- Task to carry out
Where a line in the listing contains the string "After", copy that line out.

- Task inputs
****************
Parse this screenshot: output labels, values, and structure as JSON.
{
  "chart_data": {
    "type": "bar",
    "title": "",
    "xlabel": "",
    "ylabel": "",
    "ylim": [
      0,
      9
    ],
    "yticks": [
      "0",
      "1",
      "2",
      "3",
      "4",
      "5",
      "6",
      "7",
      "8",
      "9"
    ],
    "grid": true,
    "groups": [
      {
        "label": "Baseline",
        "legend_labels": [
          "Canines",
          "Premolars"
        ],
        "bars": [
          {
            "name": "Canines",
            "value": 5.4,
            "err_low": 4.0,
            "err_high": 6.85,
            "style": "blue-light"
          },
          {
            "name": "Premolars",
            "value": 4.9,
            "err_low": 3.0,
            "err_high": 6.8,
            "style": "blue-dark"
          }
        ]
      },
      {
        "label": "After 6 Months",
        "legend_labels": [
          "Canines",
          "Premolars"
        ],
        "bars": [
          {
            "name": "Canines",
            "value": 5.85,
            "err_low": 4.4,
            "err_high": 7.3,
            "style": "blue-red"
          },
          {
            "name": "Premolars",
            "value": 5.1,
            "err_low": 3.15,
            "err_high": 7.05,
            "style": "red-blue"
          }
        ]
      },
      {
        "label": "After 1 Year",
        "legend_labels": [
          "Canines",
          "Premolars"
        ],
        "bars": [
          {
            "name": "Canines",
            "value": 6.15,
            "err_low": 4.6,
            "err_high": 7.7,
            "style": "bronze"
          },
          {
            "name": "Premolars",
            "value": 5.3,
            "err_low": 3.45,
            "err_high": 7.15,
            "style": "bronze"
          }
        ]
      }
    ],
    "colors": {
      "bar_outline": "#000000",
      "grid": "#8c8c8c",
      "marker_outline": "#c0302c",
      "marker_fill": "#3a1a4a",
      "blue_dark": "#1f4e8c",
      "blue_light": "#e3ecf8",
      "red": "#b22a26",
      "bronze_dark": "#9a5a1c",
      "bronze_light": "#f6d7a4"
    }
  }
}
****************
- Correct answer
        "label": "After 6 Months",
        "label": "After 1 Year",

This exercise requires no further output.